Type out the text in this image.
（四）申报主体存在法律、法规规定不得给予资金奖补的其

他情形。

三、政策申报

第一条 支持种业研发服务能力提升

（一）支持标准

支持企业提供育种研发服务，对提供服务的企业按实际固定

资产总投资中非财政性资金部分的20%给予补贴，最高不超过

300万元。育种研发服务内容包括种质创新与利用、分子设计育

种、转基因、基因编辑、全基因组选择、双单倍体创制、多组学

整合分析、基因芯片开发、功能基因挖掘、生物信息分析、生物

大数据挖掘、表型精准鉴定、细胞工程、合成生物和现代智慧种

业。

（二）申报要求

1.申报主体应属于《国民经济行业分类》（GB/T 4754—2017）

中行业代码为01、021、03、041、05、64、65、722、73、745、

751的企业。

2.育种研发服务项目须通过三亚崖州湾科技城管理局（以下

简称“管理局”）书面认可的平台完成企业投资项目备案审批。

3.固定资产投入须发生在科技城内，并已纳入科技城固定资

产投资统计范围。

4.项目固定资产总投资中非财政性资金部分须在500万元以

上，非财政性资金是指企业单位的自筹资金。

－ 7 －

What this task involves:
Output each record exactly, leaving nothing out.

Task solution:
Type out the text in this image.
（四）申报主体存在法律、法规规定不得给予资金奖补的其

他情形。

三、政策申报

第一条 支持种业研发服务能力提升

（一）支持标准

支持企业提供育种研发服务，对提供服务的企业按实际固定

资产总投资中非财政性资金部分的20%给予补贴，最高不超过

300万元。育种研发服务内容包括种质创新与利用、分子设计育

种、转基因、基因编辑、全基因组选择、双单倍体创制、多组学

整合分析、基因芯片开发、功能基因挖掘、生物信息分析、生物

大数据挖掘、表型精准鉴定、细胞工程、合成生物和现代智慧种

业。

（二）申报要求

1.申报主体应属于《国民经济行业分类》（GB/T 4754—2017）

中行业代码为01、021、03、041、05、64、65、722、73、745、

751的企业。

2.育种研发服务项目须通过三亚崖州湾科技城管理局（以下

简称“管理局”）书面认可的平台完成企业投资项目备案审批。

3.固定资产投入须发生在科技城内，并已纳入科技城固定资

产投资统计范围。

4.项目固定资产总投资中非财政性资金部分须在500万元以

上，非财政性资金是指企业单位的自筹资金。

－ 7 －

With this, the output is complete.